• [EXERCISE DESCRIPTION] Pick out the lines below with "this" and list them.
BEGIN SUPPLIED MATERIAL
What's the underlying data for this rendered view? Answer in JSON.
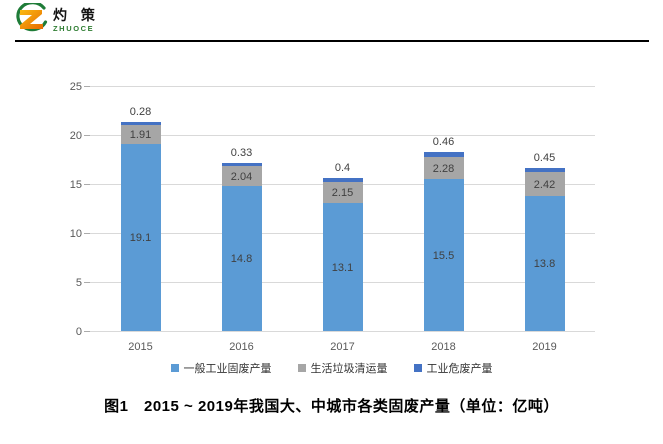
{
  "logo": {
    "cn": "灼 策",
    "en": "ZHUOCE"
  },
  "chart_data": {
    "type": "bar",
    "stacked": true,
    "categories": [
      "2015",
      "2016",
      "2017",
      "2018",
      "2019"
    ],
    "series": [
      {
        "name": "一般工业固废产量",
        "color": "#5B9BD5",
        "values": [
          19.1,
          14.8,
          13.1,
          15.5,
          13.8
        ]
      },
      {
        "name": "生活垃圾清运量",
        "color": "#A6A6A6",
        "values": [
          1.91,
          2.04,
          2.15,
          2.28,
          2.42
        ]
      },
      {
        "name": "工业危废产量",
        "color": "#4472C4",
        "values": [
          0.28,
          0.33,
          0.4,
          0.46,
          0.45
        ]
      }
    ],
    "ylim": [
      0,
      25
    ],
    "yticks": [
      0,
      5,
      10,
      15,
      20,
      25
    ],
    "grid": true,
    "legend_position": "bottom",
    "value_labels": true,
    "gridline_color": "#D9D9D9",
    "axis_label_color": "#595959",
    "data_label_color": "#404040"
  },
  "caption": "图1　2015 ~ 2019年我国大、中城市各类固废产量（单位：亿吨）"
}
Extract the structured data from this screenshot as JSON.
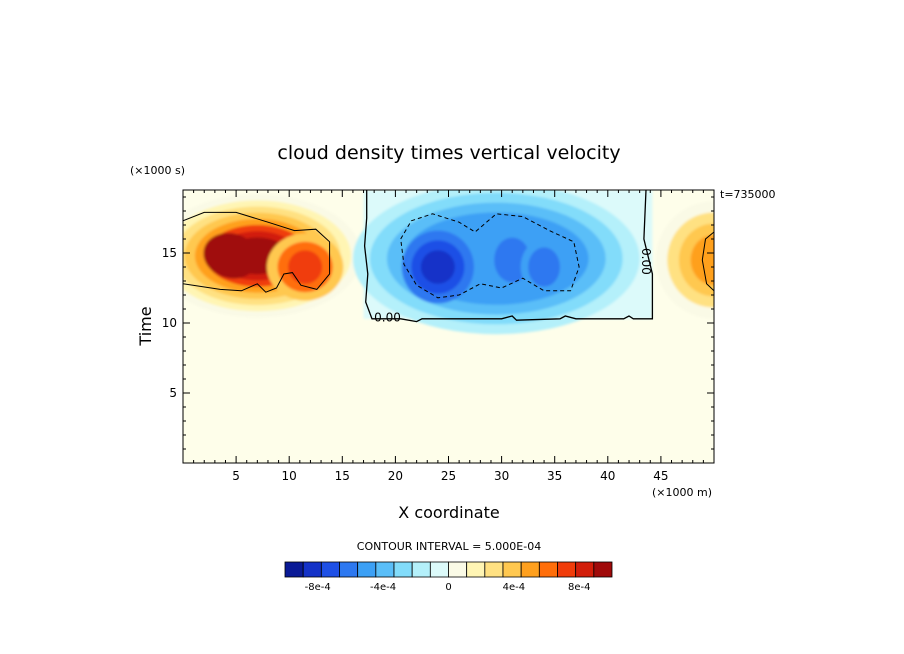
{
  "chart_data": {
    "type": "heatmap",
    "title": "cloud density times vertical velocity",
    "xlabel": "X coordinate",
    "ylabel": "Time",
    "x_units": "(×1000 m)",
    "y_units": "(×1000 s)",
    "time_stamp": "t=735000",
    "xlim": [
      0,
      50
    ],
    "ylim": [
      0,
      19.5
    ],
    "x_ticks": [
      {
        "value": 5,
        "label": "5"
      },
      {
        "value": 10,
        "label": "10"
      },
      {
        "value": 15,
        "label": "15"
      },
      {
        "value": 20,
        "label": "20"
      },
      {
        "value": 25,
        "label": "25"
      },
      {
        "value": 30,
        "label": "30"
      },
      {
        "value": 35,
        "label": "35"
      },
      {
        "value": 40,
        "label": "40"
      },
      {
        "value": 45,
        "label": "45"
      }
    ],
    "y_ticks": [
      {
        "value": 5,
        "label": "5"
      },
      {
        "value": 10,
        "label": "10"
      },
      {
        "value": 15,
        "label": "15"
      }
    ],
    "contour_interval_label": "CONTOUR INTERVAL = 5.000E-04",
    "contour_interval": 0.0005,
    "contour_labels": [
      "0.00",
      "0.00"
    ],
    "features": [
      {
        "kind": "positive",
        "x_center": 4.5,
        "y_center": 14.8,
        "peak": 0.0009
      },
      {
        "kind": "positive",
        "x_center": 11.5,
        "y_center": 14.0,
        "peak": 0.0006
      },
      {
        "kind": "negative",
        "x_center": 24,
        "y_center": 14.0,
        "peak": -0.00085
      },
      {
        "kind": "negative",
        "x_center": 31,
        "y_center": 14.5,
        "peak": -0.0007
      },
      {
        "kind": "negative",
        "x_center": 34,
        "y_center": 14.0,
        "peak": -0.0006
      },
      {
        "kind": "positive",
        "x_center": 49.5,
        "y_center": 14.5,
        "peak": 0.00065
      }
    ],
    "colorbar": {
      "min": -0.001,
      "max": 0.001,
      "colors": [
        "#0a1a96",
        "#1432c8",
        "#1e50e6",
        "#2d78f0",
        "#3ca0f5",
        "#5abef8",
        "#82dcfa",
        "#b4f0fa",
        "#dcfafa",
        "#fafae6",
        "#fff5b4",
        "#ffe182",
        "#ffc850",
        "#ffa01e",
        "#ff6e0a",
        "#f03c0a",
        "#d21e0a",
        "#a00a0a"
      ],
      "tick_labels": [
        {
          "value": -0.0008,
          "label": "-8e-4"
        },
        {
          "value": -0.0004,
          "label": "-4e-4"
        },
        {
          "value": 0,
          "label": "0"
        },
        {
          "value": 0.0004,
          "label": "4e-4"
        },
        {
          "value": 0.0008,
          "label": "8e-4"
        }
      ]
    }
  }
}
END SUPPLIED MATERIAL
• [ANSWER TO THE EXERCISE]
What's the underlying data for this rendered view? Answer in JSON.
Extract the structured data from this screenshot as JSON.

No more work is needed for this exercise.